=== Given task ===
Look through the records that follow. Copy every line containing the word "менән".

Saved entries:
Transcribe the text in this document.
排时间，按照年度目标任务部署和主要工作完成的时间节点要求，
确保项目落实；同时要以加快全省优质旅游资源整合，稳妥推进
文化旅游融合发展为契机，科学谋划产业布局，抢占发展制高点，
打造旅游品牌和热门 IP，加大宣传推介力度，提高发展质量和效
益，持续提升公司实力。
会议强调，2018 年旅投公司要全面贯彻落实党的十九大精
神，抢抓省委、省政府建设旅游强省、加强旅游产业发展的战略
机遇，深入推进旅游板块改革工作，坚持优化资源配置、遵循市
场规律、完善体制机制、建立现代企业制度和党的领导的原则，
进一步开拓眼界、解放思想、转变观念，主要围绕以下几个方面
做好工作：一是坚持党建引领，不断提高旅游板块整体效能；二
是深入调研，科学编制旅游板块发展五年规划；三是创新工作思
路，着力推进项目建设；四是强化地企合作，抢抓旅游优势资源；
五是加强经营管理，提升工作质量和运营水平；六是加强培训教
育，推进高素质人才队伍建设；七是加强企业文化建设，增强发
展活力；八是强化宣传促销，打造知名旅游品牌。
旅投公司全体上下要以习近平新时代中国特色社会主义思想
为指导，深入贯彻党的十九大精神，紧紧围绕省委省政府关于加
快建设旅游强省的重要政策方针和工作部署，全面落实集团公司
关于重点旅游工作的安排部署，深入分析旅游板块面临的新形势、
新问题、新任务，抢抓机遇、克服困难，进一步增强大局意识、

---

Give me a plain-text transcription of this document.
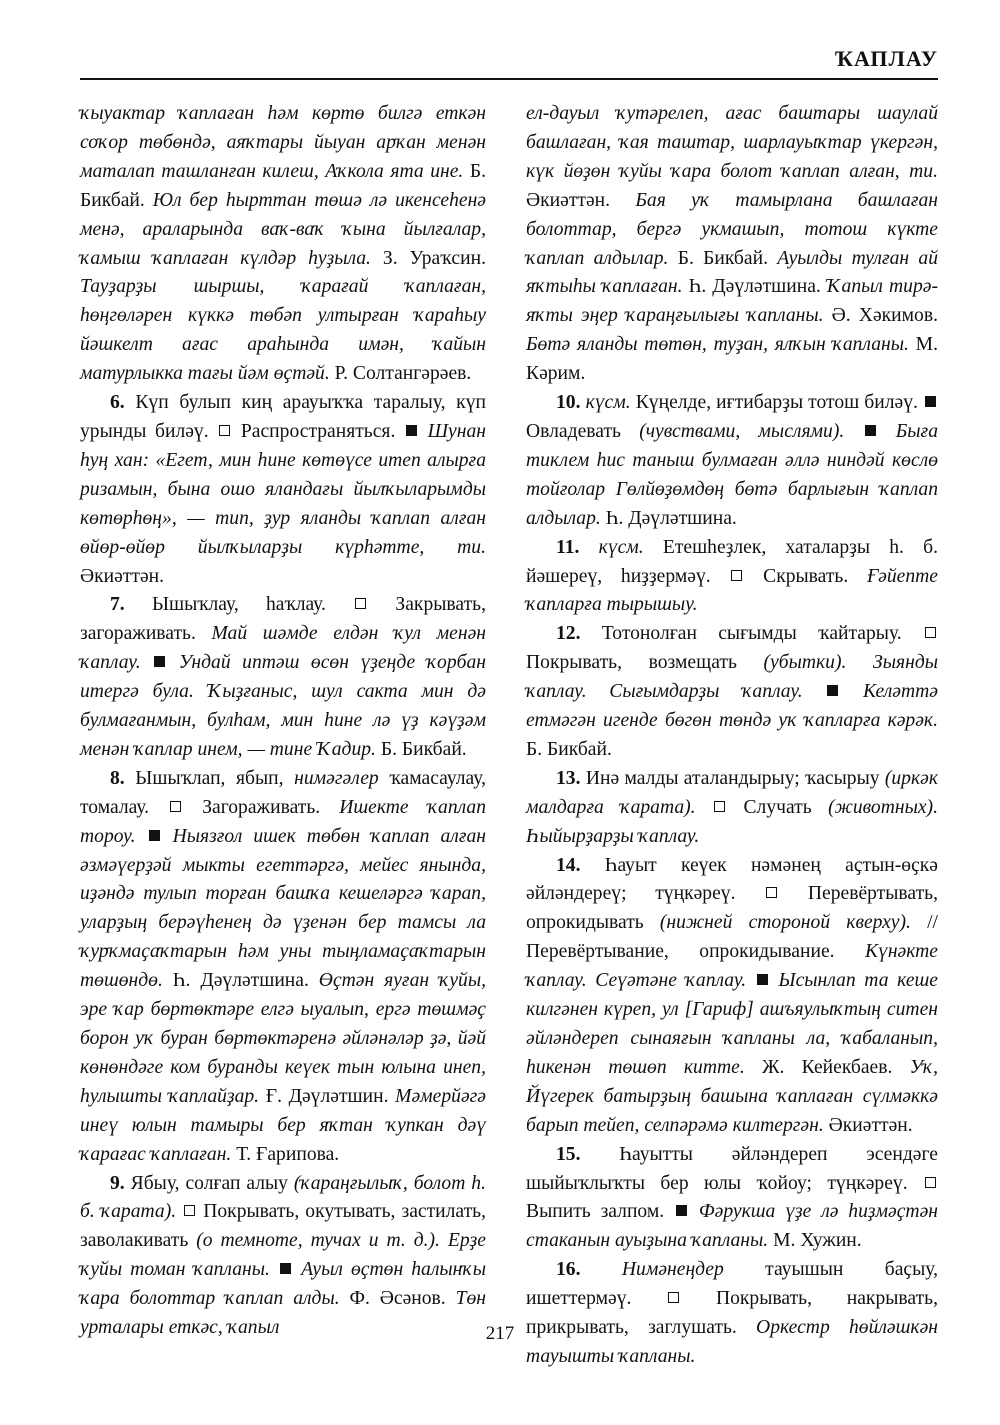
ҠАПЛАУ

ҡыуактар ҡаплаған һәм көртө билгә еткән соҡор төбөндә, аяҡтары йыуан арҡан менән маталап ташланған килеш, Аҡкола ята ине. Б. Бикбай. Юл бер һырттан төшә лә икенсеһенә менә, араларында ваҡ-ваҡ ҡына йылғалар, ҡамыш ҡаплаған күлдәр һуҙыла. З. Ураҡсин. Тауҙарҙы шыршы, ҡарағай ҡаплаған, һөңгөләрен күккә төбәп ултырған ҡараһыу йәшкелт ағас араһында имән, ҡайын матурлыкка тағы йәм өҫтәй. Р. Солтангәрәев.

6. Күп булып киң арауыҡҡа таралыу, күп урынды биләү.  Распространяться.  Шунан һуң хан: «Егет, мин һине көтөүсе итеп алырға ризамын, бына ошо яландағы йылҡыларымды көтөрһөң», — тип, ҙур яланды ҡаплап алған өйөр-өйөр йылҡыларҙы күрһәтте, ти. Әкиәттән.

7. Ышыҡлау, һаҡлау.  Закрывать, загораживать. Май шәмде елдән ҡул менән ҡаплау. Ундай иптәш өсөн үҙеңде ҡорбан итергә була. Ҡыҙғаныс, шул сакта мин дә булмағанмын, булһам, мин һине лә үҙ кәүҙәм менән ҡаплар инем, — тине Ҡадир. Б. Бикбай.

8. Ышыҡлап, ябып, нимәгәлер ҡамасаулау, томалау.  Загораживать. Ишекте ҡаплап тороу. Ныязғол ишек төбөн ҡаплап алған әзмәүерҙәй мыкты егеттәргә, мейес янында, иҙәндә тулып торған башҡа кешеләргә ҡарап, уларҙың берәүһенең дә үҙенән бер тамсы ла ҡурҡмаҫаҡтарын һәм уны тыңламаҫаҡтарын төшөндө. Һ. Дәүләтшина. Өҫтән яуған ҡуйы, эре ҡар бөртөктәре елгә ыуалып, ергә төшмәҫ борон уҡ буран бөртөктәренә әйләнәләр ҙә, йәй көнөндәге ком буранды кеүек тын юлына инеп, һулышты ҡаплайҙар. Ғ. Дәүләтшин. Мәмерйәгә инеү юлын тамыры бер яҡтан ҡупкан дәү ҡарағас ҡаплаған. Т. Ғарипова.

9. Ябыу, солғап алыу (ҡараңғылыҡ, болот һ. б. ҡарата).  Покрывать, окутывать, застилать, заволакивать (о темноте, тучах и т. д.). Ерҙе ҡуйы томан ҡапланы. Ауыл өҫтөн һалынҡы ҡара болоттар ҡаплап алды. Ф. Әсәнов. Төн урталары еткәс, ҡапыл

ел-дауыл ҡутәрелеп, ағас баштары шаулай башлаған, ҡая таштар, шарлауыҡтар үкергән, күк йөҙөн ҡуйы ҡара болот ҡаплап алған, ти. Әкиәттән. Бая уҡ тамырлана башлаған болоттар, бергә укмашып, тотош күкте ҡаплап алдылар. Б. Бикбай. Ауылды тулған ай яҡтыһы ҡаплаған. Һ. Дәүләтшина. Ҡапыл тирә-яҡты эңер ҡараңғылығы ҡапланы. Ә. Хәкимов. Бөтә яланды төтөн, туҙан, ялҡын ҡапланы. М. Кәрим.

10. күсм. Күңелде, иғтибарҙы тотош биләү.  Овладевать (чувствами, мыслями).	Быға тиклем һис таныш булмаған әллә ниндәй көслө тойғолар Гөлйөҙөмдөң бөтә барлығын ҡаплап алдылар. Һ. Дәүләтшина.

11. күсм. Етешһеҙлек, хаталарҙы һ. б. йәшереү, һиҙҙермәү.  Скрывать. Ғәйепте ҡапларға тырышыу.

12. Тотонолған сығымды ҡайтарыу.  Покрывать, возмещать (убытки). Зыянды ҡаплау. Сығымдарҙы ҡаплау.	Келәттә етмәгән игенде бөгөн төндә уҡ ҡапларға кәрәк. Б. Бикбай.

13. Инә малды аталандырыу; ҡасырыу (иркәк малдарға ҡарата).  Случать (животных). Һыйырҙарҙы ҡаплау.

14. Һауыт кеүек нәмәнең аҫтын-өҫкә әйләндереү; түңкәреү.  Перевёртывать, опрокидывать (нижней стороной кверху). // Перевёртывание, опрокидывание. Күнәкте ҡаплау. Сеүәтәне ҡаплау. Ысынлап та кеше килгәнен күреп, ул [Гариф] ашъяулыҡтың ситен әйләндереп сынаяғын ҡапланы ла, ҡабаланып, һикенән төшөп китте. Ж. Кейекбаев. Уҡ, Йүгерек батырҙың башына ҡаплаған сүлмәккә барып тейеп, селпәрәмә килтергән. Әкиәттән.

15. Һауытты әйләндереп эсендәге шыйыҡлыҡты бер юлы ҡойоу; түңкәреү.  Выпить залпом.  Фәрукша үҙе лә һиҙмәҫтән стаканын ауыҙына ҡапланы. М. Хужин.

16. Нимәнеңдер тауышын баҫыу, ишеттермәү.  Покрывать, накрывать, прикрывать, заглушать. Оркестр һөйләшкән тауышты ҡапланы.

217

=== Solution to this task ===
ҡыуактар ҡаплаған һәм көртө билгә еткән соҡор төбөндә, аяҡтары йыуан арҡан менән маталап ташланған килеш, Аҡкола ята ине. Б. Бикбай. Юл бер һырттан төшә лә икенсеһенә менә, араларында ваҡ-ваҡ ҡына йылғалар, ҡамыш ҡаплаған күлдәр һуҙыла. З. Ураҡсин. Тауҙарҙы шыршы, ҡарағай ҡаплаған, һөңгөләрен күккә төбәп ултырған ҡараһыу йәшкелт ағас араһында имән, ҡайын матурлыкка тағы йәм өҫтәй. Р. Солтангәрәев.
7. Ышыҡлау, һаҡлау.  Закрывать, загораживать. Май шәмде елдән ҡул менән ҡаплау. Ундай иптәш өсөн үҙеңде ҡорбан итергә була. Ҡыҙғаныс, шул сакта мин дә булмағанмын, булһам, мин һине лә үҙ кәүҙәм менән ҡаплар инем, — тине Ҡадир. Б. Бикбай.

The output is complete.